▶ Goal of the exercise
Every line of the data must be copied exactly.

▶ Collected data
☆ ☆ ☆ ☆

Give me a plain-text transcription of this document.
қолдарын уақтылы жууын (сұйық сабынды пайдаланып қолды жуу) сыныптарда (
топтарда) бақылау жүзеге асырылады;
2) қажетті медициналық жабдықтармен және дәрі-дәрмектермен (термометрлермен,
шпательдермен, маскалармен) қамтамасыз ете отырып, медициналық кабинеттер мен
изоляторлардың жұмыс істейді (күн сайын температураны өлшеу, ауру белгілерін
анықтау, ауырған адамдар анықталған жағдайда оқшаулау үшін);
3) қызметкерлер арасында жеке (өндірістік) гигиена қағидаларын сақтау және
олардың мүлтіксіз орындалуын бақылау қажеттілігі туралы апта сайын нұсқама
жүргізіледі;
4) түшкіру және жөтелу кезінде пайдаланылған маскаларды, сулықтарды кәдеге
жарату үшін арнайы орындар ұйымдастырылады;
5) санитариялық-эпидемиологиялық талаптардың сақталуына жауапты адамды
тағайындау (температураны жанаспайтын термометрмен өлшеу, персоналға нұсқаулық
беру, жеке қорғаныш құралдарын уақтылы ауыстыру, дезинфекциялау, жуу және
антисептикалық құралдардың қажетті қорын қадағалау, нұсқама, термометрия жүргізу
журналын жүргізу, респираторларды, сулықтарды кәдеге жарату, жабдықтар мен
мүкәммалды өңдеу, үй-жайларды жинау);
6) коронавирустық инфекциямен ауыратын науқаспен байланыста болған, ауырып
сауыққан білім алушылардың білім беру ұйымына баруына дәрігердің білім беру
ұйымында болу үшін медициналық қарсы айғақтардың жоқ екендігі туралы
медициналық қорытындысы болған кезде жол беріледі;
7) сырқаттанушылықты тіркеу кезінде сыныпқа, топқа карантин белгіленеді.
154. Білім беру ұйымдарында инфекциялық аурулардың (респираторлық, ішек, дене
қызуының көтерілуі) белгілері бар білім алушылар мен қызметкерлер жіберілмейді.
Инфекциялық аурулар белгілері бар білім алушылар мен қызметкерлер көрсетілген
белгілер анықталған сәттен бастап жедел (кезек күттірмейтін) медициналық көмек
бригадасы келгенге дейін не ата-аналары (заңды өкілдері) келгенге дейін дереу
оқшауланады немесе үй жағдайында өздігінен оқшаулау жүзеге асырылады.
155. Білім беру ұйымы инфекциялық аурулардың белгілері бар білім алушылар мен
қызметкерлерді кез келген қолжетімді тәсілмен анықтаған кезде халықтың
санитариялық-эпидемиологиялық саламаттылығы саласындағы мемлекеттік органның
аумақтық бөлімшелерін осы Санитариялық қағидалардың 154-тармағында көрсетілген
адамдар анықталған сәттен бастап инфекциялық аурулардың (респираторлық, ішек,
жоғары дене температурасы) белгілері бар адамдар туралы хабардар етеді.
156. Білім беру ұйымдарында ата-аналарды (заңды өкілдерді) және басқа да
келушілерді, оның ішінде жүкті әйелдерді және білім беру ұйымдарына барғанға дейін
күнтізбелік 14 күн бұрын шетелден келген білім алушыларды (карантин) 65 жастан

☆ ☆ ☆ ☆

▶ Expected answer
Give me a plain-text transcription of this document.
қолдарын уақтылы жууын (сұйық сабынды пайдаланып қолды жуу) сыныптарда (
топтарда) бақылау жүзеге асырылады;
2) қажетті медициналық жабдықтармен және дәрі-дәрмектермен (термометрлермен,
шпательдермен, маскалармен) қамтамасыз ете отырып, медициналық кабинеттер мен
изоляторлардың жұмыс істейді (күн сайын температураны өлшеу, ауру белгілерін
анықтау, ауырған адамдар анықталған жағдайда оқшаулау үшін);
3) қызметкерлер арасында жеке (өндірістік) гигиена қағидаларын сақтау және
олардың мүлтіксіз орындалуын бақылау қажеттілігі туралы апта сайын нұсқама
жүргізіледі;
4) түшкіру және жөтелу кезінде пайдаланылған маскаларды, сулықтарды кәдеге
жарату үшін арнайы орындар ұйымдастырылады;
5) санитариялық-эпидемиологиялық талаптардың сақталуына жауапты адамды
тағайындау (температураны жанаспайтын термометрмен өлшеу, персоналға нұсқаулық
беру, жеке қорғаныш құралдарын уақтылы ауыстыру, дезинфекциялау, жуу және
антисептикалық құралдардың қажетті қорын қадағалау, нұсқама, термометрия жүргізу
журналын жүргізу, респираторларды, сулықтарды кәдеге жарату, жабдықтар мен
мүкәммалды өңдеу, үй-жайларды жинау);
6) коронавирустық инфекциямен ауыратын науқаспен байланыста болған, ауырып
сауыққан білім алушылардың білім беру ұйымына баруына дәрігердің білім беру
ұйымында болу үшін медициналық қарсы айғақтардың жоқ екендігі туралы
медициналық қорытындысы болған кезде жол беріледі;
7) сырқаттанушылықты тіркеу кезінде сыныпқа, топқа карантин белгіленеді.
154. Білім беру ұйымдарында инфекциялық аурулардың (респираторлық, ішек, дене
қызуының көтерілуі) белгілері бар білім алушылар мен қызметкерлер жіберілмейді.
Инфекциялық аурулар белгілері бар білім алушылар мен қызметкерлер көрсетілген
белгілер анықталған сәттен бастап жедел (кезек күттірмейтін) медициналық көмек
бригадасы келгенге дейін не ата-аналары (заңды өкілдері) келгенге дейін дереу
оқшауланады немесе үй жағдайында өздігінен оқшаулау жүзеге асырылады.
155. Білім беру ұйымы инфекциялық аурулардың белгілері бар білім алушылар мен
қызметкерлерді кез келген қолжетімді тәсілмен анықтаған кезде халықтың
санитариялық-эпидемиологиялық саламаттылығы саласындағы мемлекеттік органның
аумақтық бөлімшелерін осы Санитариялық қағидалардың 154-тармағында көрсетілген
адамдар анықталған сәттен бастап инфекциялық аурулардың (респираторлық, ішек,
жоғары дене температурасы) белгілері бар адамдар туралы хабардар етеді.
156. Білім беру ұйымдарында ата-аналарды (заңды өкілдерді) және басқа да
келушілерді, оның ішінде жүкті әйелдерді және білім беру ұйымдарына барғанға дейін
күнтізбелік 14 күн бұрын шетелден келген білім алушыларды (карантин) 65 жастан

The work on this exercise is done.